Items from a data source:
※ ※ ※
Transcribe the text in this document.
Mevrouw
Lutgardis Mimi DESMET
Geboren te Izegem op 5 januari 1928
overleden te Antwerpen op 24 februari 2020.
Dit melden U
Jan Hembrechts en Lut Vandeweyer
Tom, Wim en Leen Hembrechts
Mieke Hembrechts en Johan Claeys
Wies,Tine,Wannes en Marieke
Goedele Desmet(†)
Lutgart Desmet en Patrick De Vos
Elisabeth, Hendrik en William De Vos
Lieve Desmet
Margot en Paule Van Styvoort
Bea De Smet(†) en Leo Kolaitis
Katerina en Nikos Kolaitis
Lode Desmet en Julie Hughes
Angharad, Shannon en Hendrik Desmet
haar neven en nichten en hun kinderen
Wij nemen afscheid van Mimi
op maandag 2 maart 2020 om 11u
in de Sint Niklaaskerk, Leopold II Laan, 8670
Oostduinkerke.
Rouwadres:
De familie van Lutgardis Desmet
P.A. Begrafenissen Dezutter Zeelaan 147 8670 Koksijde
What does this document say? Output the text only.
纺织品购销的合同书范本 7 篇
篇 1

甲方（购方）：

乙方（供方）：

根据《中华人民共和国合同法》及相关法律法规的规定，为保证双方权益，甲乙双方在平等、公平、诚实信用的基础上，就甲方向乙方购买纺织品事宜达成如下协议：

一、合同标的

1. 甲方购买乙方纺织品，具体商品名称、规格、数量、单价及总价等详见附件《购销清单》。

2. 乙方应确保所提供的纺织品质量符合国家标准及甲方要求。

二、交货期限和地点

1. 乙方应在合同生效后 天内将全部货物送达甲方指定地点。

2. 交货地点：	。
※ ※ ※
> _WHAT IS ASKED_
Every line from the one containing "What does this" through the last line of the entries must be written out verbatim, and no other line.

> _COMPLETE RESPONSE_
What does this document say? Output the text only.
纺织品购销的合同书范本 7 篇
篇 1

甲方（购方）：

乙方（供方）：

根据《中华人民共和国合同法》及相关法律法规的规定，为保证双方权益，甲乙双方在平等、公平、诚实信用的基础上，就甲方向乙方购买纺织品事宜达成如下协议：

一、合同标的

1. 甲方购买乙方纺织品，具体商品名称、规格、数量、单价及总价等详见附件《购销清单》。

2. 乙方应确保所提供的纺织品质量符合国家标准及甲方要求。

二、交货期限和地点

1. 乙方应在合同生效后 天内将全部货物送达甲方指定地点。

2. 交货地点：	。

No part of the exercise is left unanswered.